____ PROVIDED ENTRIES

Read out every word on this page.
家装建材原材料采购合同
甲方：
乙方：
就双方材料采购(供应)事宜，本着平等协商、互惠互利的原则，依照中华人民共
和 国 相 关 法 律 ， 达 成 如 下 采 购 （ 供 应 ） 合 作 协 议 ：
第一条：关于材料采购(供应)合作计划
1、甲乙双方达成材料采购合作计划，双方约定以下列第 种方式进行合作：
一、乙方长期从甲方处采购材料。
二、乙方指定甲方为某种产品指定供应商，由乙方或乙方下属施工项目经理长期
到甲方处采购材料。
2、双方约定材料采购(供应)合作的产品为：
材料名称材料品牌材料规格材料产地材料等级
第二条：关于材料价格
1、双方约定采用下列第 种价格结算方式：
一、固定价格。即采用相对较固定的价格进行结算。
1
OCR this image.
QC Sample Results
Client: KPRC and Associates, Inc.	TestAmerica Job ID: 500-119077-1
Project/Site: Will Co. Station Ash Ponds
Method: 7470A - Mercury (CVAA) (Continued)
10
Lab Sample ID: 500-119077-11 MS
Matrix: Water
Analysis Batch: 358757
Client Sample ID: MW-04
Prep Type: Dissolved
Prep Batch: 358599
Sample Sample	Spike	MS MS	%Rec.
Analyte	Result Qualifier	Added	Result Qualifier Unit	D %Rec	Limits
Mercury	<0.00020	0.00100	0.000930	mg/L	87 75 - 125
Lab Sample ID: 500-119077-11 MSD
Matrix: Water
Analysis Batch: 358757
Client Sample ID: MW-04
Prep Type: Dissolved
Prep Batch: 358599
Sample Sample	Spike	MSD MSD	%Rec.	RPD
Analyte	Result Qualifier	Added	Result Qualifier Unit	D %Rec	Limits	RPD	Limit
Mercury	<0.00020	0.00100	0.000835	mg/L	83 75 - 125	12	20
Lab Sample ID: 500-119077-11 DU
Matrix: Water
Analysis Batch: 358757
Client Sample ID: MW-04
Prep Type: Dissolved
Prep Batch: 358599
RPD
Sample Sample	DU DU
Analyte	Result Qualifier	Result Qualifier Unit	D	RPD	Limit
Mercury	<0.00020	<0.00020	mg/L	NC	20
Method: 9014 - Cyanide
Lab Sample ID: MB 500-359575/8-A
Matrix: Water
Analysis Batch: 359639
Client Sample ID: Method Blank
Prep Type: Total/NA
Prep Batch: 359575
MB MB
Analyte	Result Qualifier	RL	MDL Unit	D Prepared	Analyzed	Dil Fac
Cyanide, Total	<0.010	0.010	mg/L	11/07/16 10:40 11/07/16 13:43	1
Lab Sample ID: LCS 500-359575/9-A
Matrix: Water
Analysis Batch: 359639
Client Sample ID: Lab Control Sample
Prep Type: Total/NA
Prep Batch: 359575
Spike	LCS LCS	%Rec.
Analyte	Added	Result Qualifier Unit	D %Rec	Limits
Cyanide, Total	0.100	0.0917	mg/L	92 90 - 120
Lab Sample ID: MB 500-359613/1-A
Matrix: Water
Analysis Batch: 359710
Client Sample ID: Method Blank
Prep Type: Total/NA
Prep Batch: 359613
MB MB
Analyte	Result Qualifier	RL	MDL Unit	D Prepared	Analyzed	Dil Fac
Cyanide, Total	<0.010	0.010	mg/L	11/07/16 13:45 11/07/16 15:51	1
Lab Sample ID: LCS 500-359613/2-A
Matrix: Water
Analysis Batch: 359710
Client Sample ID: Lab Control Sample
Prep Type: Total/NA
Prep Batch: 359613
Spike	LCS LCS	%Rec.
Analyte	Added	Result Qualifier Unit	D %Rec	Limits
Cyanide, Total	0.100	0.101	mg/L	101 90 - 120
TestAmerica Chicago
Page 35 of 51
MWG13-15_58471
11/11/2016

________

Using the data above, repeat every line exactly.

Read out every word on this page.
家装建材原材料采购合同
甲方：
乙方：
就双方材料采购(供应)事宜，本着平等协商、互惠互利的原则，依照中华人民共
和 国 相 关 法 律 ， 达 成 如 下 采 购 （ 供 应 ） 合 作 协 议 ：
第一条：关于材料采购(供应)合作计划
1、甲乙双方达成材料采购合作计划，双方约定以下列第 种方式进行合作：
一、乙方长期从甲方处采购材料。
二、乙方指定甲方为某种产品指定供应商，由乙方或乙方下属施工项目经理长期
到甲方处采购材料。
2、双方约定材料采购(供应)合作的产品为：
材料名称材料品牌材料规格材料产地材料等级
第二条：关于材料价格
1、双方约定采用下列第 种价格结算方式：
一、固定价格。即采用相对较固定的价格进行结算。
1
OCR this image.
QC Sample Results
Client: KPRC and Associates, Inc.	TestAmerica Job ID: 500-119077-1
Project/Site: Will Co. Station Ash Ponds
Method: 7470A - Mercury (CVAA) (Continued)
10
Lab Sample ID: 500-119077-11 MS
Matrix: Water
Analysis Batch: 358757
Client Sample ID: MW-04
Prep Type: Dissolved
Prep Batch: 358599
Sample Sample	Spike	MS MS	%Rec.
Analyte	Result Qualifier	Added	Result Qualifier Unit	D %Rec	Limits
Mercury	<0.00020	0.00100	0.000930	mg/L	87 75 - 125
Lab Sample ID: 500-119077-11 MSD
Matrix: Water
Analysis Batch: 358757
Client Sample ID: MW-04
Prep Type: Dissolved
Prep Batch: 358599
Sample Sample	Spike	MSD MSD	%Rec.	RPD
Analyte	Result Qualifier	Added	Result Qualifier Unit	D %Rec	Limits	RPD	Limit
Mercury	<0.00020	0.00100	0.000835	mg/L	83 75 - 125	12	20
Lab Sample ID: 500-119077-11 DU
Matrix: Water
Analysis Batch: 358757
Client Sample ID: MW-04
Prep Type: Dissolved
Prep Batch: 358599
RPD
Sample Sample	DU DU
Analyte	Result Qualifier	Result Qualifier Unit	D	RPD	Limit
Mercury	<0.00020	<0.00020	mg/L	NC	20
Method: 9014 - Cyanide
Lab Sample ID: MB 500-359575/8-A
Matrix: Water
Analysis Batch: 359639
Client Sample ID: Method Blank
Prep Type: Total/NA
Prep Batch: 359575
MB MB
Analyte	Result Qualifier	RL	MDL Unit	D Prepared	Analyzed	Dil Fac
Cyanide, Total	<0.010	0.010	mg/L	11/07/16 10:40 11/07/16 13:43	1
Lab Sample ID: LCS 500-359575/9-A
Matrix: Water
Analysis Batch: 359639
Client Sample ID: Lab Control Sample
Prep Type: Total/NA
Prep Batch: 359575
Spike	LCS LCS	%Rec.
Analyte	Added	Result Qualifier Unit	D %Rec	Limits
Cyanide, Total	0.100	0.0917	mg/L	92 90 - 120
Lab Sample ID: MB 500-359613/1-A
Matrix: Water
Analysis Batch: 359710
Client Sample ID: Method Blank
Prep Type: Total/NA
Prep Batch: 359613
MB MB
Analyte	Result Qualifier	RL	MDL Unit	D Prepared	Analyzed	Dil Fac
Cyanide, Total	<0.010	0.010	mg/L	11/07/16 13:45 11/07/16 15:51	1
Lab Sample ID: LCS 500-359613/2-A
Matrix: Water
Analysis Batch: 359710
Client Sample ID: Lab Control Sample
Prep Type: Total/NA
Prep Batch: 359613
Spike	LCS LCS	%Rec.
Analyte	Added	Result Qualifier Unit	D %Rec	Limits
Cyanide, Total	0.100	0.101	mg/L	101 90 - 120
TestAmerica Chicago
Page 35 of 51
MWG13-15_58471
11/11/2016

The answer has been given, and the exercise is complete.